WHAT YOU ARE ASKED TO DO = Write out the data again exactly, skipping every picture.

====

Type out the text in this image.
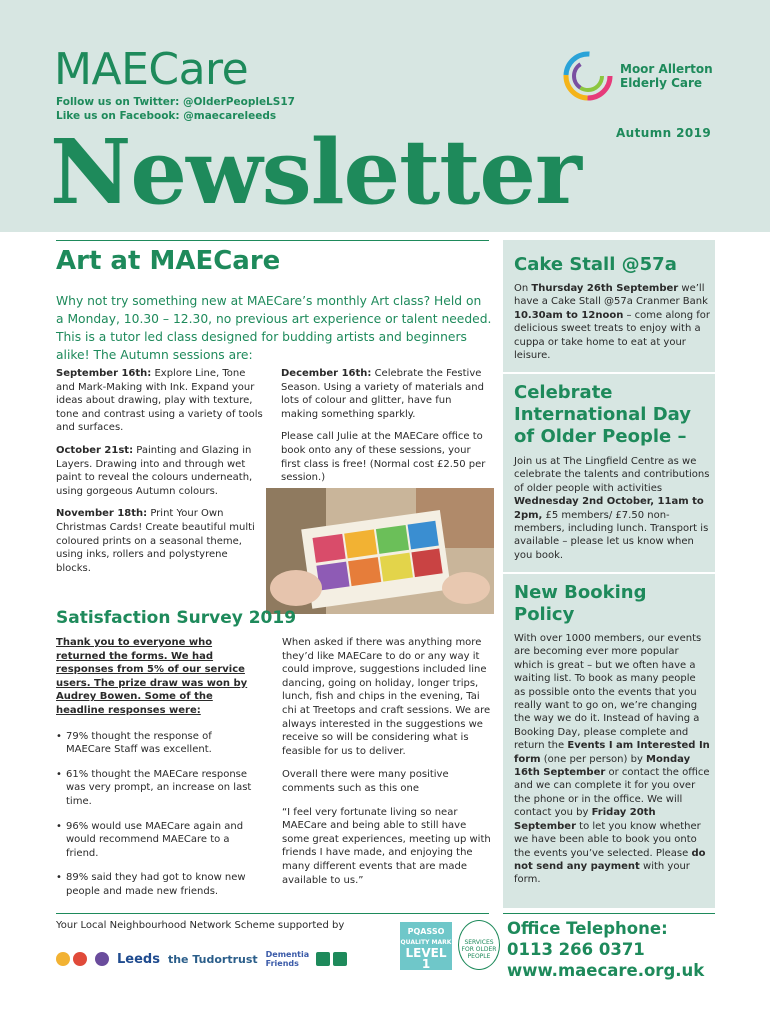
MAECare
Follow us on Twitter: @OlderPeopleLS17
Like us on Facebook: @maecareleeds
Newsletter	Autumn 2019
Moor Allerton
Elderly Care
Cake Stall @57a
On Thursday 26th September we’ll have a Cake Stall @57a Cranmer Bank 10.30am to 12noon – come along for delicious sweet treats to enjoy with a cuppa or take home to eat at your leisure.
Celebrate International Day of Older People –
Join us at The Lingfield Centre as we celebrate the talents and contributions of older people with activities Wednesday 2nd October, 11am to 2pm, £5 members/ £7.50 non-members, including lunch. Transport is available – please let us know when you book.
New Booking Policy
With over 1000 members, our events are becoming ever more popular which is great – but we often have a waiting list. To book as many people as possible onto the events that you really want to go on, we’re changing the way we do it. Instead of having a Booking Day, please complete and return the Events I am Interested In form (one per person) by Monday 16th September or contact the office and we can complete it for you over the phone or in the office. We will contact you by Friday 20th September to let you know whether we have been able to book you onto the events you’ve selected. Please do not send any payment with your form.
Art at MAECare
Why not try something new at MAECare’s monthly Art class? Held on a Monday, 10.30 – 12.30, no previous art experience or talent needed. This is a tutor led class designed for budding artists and beginners alike! The Autumn sessions are:

September 16th: Explore Line, Tone and Mark-Making with Ink. Expand your ideas about drawing, play with texture, tone and contrast using a variety of tools and surfaces.

October 21st: Painting and Glazing in Layers. Drawing into and through wet paint to reveal the colours underneath, using gorgeous Autumn colours.

November 18th: Print Your Own Christmas Cards! Create beautiful multi coloured prints on a seasonal theme, using inks, rollers and polystyrene blocks.

December 16th: Celebrate the Festive Season. Using a variety of materials and lots of colour and glitter, have fun making something sparkly.

Please call Julie at the MAECare office to book onto any of these sessions, your first class is free! (Normal cost £2.50 per session.)

Satisfaction Survey 2019
Thank you to everyone who returned the forms. We had responses from 5% of our service users. The prize draw was won by Audrey Bowen. Some of the headline responses were:
• 79% thought the response of MAECare Staff was excellent.
• 61% thought the MAECare response was very prompt, an increase on last time.
• 96% would use MAECare again and would recommend MAECare to a friend.
• 89% said they had got to know new people and made new friends.

When asked if there was anything more they’d like MAECare to do or any way it could improve, suggestions included line dancing, going on holiday, longer trips, lunch, fish and chips in the evening, Tai chi at Treetops and craft sessions. We are always interested in the suggestions we receive so will be considering what is feasible for us to deliver.

Overall there were many positive comments such as this one

“I feel very fortunate living so near MAECare and being able to still have some great experiences, meeting up with friends I have made, and enjoying the many different events that are made available to us.”

Your Local Neighbourhood Network Scheme supported by
Leeds the Tudortrust Dementia Friends
PQASSO
QUALITY MARK
LEVEL 1
SERVICES FOR OLDER PEOPLE
Office Telephone:
0113 266 0371
www.maecare.org.uk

====

PROBLEM SOLUTION =
Type out the text in this image.
MAECare
Follow us on Twitter: @OlderPeopleLS17
Like us on Facebook: @maecareleeds
Newsletter	Autumn 2019
Moor Allerton
Elderly Care
Cake Stall @57a
On Thursday 26th September we’ll have a Cake Stall @57a Cranmer Bank 10.30am to 12noon – come along for delicious sweet treats to enjoy with a cuppa or take home to eat at your leisure.
Celebrate International Day of Older People –
Join us at The Lingfield Centre as we celebrate the talents and contributions of older people with activities Wednesday 2nd October, 11am to 2pm, £5 members/ £7.50 non-members, including lunch. Transport is available – please let us know when you book.
New Booking Policy
With over 1000 members, our events are becoming ever more popular which is great – but we often have a waiting list. To book as many people as possible onto the events that you really want to go on, we’re changing the way we do it. Instead of having a Booking Day, please complete and return the Events I am Interested In form (one per person) by Monday 16th September or contact the office and we can complete it for you over the phone or in the office. We will contact you by Friday 20th September to let you know whether we have been able to book you onto the events you’ve selected. Please do not send any payment with your form.
Art at MAECare
Why not try something new at MAECare’s monthly Art class? Held on a Monday, 10.30 – 12.30, no previous art experience or talent needed. This is a tutor led class designed for budding artists and beginners alike! The Autumn sessions are:

September 16th: Explore Line, Tone and Mark-Making with Ink. Expand your ideas about drawing, play with texture, tone and contrast using a variety of tools and surfaces.

October 21st: Painting and Glazing in Layers. Drawing into and through wet paint to reveal the colours underneath, using gorgeous Autumn colours.

November 18th: Print Your Own Christmas Cards! Create beautiful multi coloured prints on a seasonal theme, using inks, rollers and polystyrene blocks.

December 16th: Celebrate the Festive Season. Using a variety of materials and lots of colour and glitter, have fun making something sparkly.

Please call Julie at the MAECare office to book onto any of these sessions, your first class is free! (Normal cost £2.50 per session.)

Satisfaction Survey 2019
Thank you to everyone who returned the forms. We had responses from 5% of our service users. The prize draw was won by Audrey Bowen. Some of the headline responses were:
• 79% thought the response of MAECare Staff was excellent.
• 61% thought the MAECare response was very prompt, an increase on last time.
• 96% would use MAECare again and would recommend MAECare to a friend.
• 89% said they had got to know new people and made new friends.

When asked if there was anything more they’d like MAECare to do or any way it could improve, suggestions included line dancing, going on holiday, longer trips, lunch, fish and chips in the evening, Tai chi at Treetops and craft sessions. We are always interested in the suggestions we receive so will be considering what is feasible for us to deliver.

Overall there were many positive comments such as this one

“I feel very fortunate living so near MAECare and being able to still have some great experiences, meeting up with friends I have made, and enjoying the many different events that are made available to us.”

Your Local Neighbourhood Network Scheme supported by
Leeds the Tudortrust Dementia Friends
PQASSO
QUALITY MARK
LEVEL 1
SERVICES FOR OLDER PEOPLE
Office Telephone:
0113 266 0371
www.maecare.org.uk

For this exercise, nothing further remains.